* **GIVEN PROBLEM**
In the records below, pick out all lines containing the word "Capacitance".

-.-.-

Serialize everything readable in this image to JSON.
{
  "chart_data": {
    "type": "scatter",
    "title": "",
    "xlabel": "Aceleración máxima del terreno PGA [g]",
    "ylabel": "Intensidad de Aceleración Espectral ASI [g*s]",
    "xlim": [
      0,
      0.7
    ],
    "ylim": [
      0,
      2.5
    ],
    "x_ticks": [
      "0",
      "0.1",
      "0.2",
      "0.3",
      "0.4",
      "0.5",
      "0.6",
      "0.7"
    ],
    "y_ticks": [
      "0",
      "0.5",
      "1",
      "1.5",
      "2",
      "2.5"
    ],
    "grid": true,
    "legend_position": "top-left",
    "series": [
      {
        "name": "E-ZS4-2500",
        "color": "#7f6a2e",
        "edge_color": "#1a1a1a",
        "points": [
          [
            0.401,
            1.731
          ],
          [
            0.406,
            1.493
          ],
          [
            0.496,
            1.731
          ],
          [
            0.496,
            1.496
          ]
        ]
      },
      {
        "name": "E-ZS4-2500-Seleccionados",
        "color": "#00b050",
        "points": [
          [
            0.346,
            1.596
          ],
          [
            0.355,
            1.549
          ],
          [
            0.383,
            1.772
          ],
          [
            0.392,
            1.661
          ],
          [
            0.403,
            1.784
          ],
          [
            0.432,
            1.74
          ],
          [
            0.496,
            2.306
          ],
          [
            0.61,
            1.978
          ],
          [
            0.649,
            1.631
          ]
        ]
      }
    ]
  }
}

-.-.-

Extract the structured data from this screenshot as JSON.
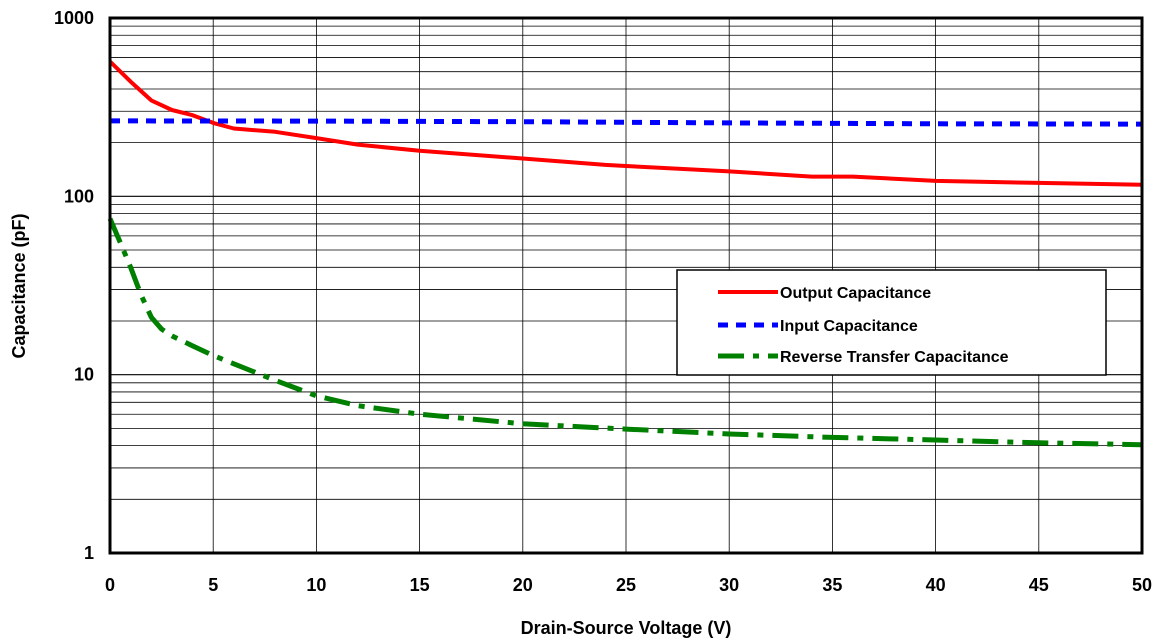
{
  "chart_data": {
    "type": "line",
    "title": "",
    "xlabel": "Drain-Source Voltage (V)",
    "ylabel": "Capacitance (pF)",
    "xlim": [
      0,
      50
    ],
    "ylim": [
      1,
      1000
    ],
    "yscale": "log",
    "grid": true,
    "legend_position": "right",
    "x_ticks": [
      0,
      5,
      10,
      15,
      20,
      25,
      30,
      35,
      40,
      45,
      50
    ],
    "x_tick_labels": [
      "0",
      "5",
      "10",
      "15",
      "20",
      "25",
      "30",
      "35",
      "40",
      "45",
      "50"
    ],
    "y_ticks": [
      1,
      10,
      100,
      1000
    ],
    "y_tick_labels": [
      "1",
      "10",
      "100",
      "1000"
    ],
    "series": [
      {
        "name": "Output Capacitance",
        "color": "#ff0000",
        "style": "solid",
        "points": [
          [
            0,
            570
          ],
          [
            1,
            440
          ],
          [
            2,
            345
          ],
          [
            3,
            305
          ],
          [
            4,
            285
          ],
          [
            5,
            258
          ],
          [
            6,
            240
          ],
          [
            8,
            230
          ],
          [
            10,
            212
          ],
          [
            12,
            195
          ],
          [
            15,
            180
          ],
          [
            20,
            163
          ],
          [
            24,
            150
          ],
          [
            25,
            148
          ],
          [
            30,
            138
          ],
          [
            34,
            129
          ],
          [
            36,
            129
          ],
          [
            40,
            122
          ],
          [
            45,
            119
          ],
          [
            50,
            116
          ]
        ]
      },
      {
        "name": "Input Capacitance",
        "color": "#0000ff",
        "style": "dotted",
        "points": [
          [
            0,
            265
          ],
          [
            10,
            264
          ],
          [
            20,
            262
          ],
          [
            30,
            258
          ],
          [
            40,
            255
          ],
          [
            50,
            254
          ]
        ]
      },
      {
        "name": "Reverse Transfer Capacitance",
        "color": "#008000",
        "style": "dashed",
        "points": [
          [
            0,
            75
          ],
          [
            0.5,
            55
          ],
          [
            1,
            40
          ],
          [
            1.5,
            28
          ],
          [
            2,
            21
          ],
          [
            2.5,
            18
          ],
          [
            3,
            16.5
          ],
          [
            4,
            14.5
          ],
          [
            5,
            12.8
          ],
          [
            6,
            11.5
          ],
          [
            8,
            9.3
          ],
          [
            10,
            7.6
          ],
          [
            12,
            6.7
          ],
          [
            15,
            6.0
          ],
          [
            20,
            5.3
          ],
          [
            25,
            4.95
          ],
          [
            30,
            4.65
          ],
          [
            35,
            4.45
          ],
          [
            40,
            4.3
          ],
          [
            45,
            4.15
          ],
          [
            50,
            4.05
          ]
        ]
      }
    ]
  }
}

-.-.-

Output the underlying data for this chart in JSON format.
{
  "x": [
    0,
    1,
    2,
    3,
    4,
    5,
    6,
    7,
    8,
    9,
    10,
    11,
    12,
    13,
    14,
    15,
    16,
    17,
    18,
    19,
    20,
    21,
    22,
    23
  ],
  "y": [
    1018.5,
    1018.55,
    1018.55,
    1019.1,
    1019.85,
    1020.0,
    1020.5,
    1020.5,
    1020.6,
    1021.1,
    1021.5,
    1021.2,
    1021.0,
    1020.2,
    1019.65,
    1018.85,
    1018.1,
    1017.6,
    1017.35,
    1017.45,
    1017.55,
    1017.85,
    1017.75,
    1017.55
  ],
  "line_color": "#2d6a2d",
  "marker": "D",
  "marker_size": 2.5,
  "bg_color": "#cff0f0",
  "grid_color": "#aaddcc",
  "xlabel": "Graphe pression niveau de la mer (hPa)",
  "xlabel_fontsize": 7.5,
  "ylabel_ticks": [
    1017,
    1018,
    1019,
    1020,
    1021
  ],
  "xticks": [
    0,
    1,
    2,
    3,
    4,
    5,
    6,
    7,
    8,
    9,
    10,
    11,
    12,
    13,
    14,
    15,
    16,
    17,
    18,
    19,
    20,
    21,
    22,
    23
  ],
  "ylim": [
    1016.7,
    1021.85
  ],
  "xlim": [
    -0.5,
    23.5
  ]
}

-.-.-

* **ANSWER BELOW**
    "ylabel": "Capacitance (pF)",
        "name": "Output Capacitance",
        "name": "Input Capacitance",
        "name": "Reverse Transfer Capacitance",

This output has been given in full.